Stated problem -
Restate, word for word, every line of the data.
[START Working data]
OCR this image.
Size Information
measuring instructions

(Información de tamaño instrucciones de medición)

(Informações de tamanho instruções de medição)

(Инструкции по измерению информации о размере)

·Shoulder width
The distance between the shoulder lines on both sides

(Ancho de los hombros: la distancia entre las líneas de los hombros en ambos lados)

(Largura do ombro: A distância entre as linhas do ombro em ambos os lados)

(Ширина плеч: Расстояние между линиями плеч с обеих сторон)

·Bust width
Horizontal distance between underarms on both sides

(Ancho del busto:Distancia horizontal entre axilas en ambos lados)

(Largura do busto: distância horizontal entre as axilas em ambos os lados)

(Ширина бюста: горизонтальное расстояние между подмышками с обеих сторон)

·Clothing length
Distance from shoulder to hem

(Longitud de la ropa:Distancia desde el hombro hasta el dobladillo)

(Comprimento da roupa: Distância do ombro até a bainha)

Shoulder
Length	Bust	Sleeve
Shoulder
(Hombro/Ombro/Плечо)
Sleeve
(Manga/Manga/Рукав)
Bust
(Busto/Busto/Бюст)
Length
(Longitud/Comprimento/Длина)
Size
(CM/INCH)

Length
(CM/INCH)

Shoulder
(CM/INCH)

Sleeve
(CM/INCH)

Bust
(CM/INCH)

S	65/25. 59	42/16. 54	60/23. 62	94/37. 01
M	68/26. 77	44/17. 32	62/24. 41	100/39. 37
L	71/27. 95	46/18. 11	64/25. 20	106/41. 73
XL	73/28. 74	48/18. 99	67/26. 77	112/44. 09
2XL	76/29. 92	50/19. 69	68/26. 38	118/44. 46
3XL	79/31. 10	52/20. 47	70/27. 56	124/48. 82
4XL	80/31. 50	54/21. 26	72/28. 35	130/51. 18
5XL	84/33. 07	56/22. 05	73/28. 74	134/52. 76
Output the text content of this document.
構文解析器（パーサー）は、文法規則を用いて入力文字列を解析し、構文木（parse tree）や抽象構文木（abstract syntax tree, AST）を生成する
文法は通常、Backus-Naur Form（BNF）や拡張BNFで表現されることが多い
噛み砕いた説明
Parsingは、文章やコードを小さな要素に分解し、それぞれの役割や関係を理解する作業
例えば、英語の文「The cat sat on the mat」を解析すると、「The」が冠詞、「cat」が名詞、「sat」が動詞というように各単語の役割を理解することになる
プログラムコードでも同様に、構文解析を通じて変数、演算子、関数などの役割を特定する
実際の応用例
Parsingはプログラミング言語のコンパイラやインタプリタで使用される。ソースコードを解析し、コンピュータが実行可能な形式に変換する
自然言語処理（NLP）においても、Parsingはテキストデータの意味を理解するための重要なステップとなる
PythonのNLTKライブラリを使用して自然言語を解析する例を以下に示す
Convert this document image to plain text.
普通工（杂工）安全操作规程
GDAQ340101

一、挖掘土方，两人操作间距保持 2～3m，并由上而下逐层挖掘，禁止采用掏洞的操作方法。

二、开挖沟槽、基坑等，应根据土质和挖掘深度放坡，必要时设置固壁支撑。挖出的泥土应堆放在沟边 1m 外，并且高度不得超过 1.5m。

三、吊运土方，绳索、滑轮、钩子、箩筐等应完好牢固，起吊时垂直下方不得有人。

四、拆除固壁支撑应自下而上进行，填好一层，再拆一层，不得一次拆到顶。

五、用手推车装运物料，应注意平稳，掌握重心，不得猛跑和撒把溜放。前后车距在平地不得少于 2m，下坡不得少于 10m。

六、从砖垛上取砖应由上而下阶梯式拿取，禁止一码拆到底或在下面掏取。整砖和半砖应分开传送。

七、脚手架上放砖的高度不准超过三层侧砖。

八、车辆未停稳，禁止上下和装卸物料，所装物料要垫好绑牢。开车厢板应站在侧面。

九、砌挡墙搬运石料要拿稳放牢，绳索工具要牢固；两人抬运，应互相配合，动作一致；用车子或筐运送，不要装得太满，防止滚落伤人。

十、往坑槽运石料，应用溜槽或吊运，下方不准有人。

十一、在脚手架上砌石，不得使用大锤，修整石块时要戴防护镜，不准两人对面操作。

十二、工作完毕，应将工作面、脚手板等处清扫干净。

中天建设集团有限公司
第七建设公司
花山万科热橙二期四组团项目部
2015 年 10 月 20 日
[END Working data]
The answer -
OCR this image.
Size Information
measuring instructions

(Información de tamaño instrucciones de medición)

(Informações de tamanho instruções de medição)

(Инструкции по измерению информации о размере)

·Shoulder width
The distance between the shoulder lines on both sides

(Ancho de los hombros: la distancia entre las líneas de los hombros en ambos lados)

(Largura do ombro: A distância entre as linhas do ombro em ambos os lados)

(Ширина плеч: Расстояние между линиями плеч с обеих сторон)

·Bust width
Horizontal distance between underarms on both sides

(Ancho del busto:Distancia horizontal entre axilas en ambos lados)

(Largura do busto: distância horizontal entre as axilas em ambos os lados)

(Ширина бюста: горизонтальное расстояние между подмышками с обеих сторон)

·Clothing length
Distance from shoulder to hem

(Longitud de la ropa:Distancia desde el hombro hasta el dobladillo)

(Comprimento da roupa: Distância do ombro até a bainha)

Shoulder
Length	Bust	Sleeve
Shoulder
(Hombro/Ombro/Плечо)
Sleeve
(Manga/Manga/Рукав)
Bust
(Busto/Busto/Бюст)
Length
(Longitud/Comprimento/Длина)
Size
(CM/INCH)

Length
(CM/INCH)

Shoulder
(CM/INCH)

Sleeve
(CM/INCH)

Bust
(CM/INCH)

S	65/25. 59	42/16. 54	60/23. 62	94/37. 01
M	68/26. 77	44/17. 32	62/24. 41	100/39. 37
L	71/27. 95	46/18. 11	64/25. 20	106/41. 73
XL	73/28. 74	48/18. 99	67/26. 77	112/44. 09
2XL	76/29. 92	50/19. 69	68/26. 38	118/44. 46
3XL	79/31. 10	52/20. 47	70/27. 56	124/48. 82
4XL	80/31. 50	54/21. 26	72/28. 35	130/51. 18
5XL	84/33. 07	56/22. 05	73/28. 74	134/52. 76
Output the text content of this document.
構文解析器（パーサー）は、文法規則を用いて入力文字列を解析し、構文木（parse tree）や抽象構文木（abstract syntax tree, AST）を生成する
文法は通常、Backus-Naur Form（BNF）や拡張BNFで表現されることが多い
噛み砕いた説明
Parsingは、文章やコードを小さな要素に分解し、それぞれの役割や関係を理解する作業
例えば、英語の文「The cat sat on the mat」を解析すると、「The」が冠詞、「cat」が名詞、「sat」が動詞というように各単語の役割を理解することになる
プログラムコードでも同様に、構文解析を通じて変数、演算子、関数などの役割を特定する
実際の応用例
Parsingはプログラミング言語のコンパイラやインタプリタで使用される。ソースコードを解析し、コンピュータが実行可能な形式に変換する
自然言語処理（NLP）においても、Parsingはテキストデータの意味を理解するための重要なステップとなる
PythonのNLTKライブラリを使用して自然言語を解析する例を以下に示す
Convert this document image to plain text.
普通工（杂工）安全操作规程
GDAQ340101

一、挖掘土方，两人操作间距保持 2～3m，并由上而下逐层挖掘，禁止采用掏洞的操作方法。

二、开挖沟槽、基坑等，应根据土质和挖掘深度放坡，必要时设置固壁支撑。挖出的泥土应堆放在沟边 1m 外，并且高度不得超过 1.5m。

三、吊运土方，绳索、滑轮、钩子、箩筐等应完好牢固，起吊时垂直下方不得有人。

四、拆除固壁支撑应自下而上进行，填好一层，再拆一层，不得一次拆到顶。

五、用手推车装运物料，应注意平稳，掌握重心，不得猛跑和撒把溜放。前后车距在平地不得少于 2m，下坡不得少于 10m。

六、从砖垛上取砖应由上而下阶梯式拿取，禁止一码拆到底或在下面掏取。整砖和半砖应分开传送。

七、脚手架上放砖的高度不准超过三层侧砖。

八、车辆未停稳，禁止上下和装卸物料，所装物料要垫好绑牢。开车厢板应站在侧面。

九、砌挡墙搬运石料要拿稳放牢，绳索工具要牢固；两人抬运，应互相配合，动作一致；用车子或筐运送，不要装得太满，防止滚落伤人。

十、往坑槽运石料，应用溜槽或吊运，下方不准有人。

十一、在脚手架上砌石，不得使用大锤，修整石块时要戴防护镜，不准两人对面操作。

十二、工作完毕，应将工作面、脚手板等处清扫干净。

中天建设集团有限公司
第七建设公司
花山万科热橙二期四组团项目部
2015 年 10 月 20 日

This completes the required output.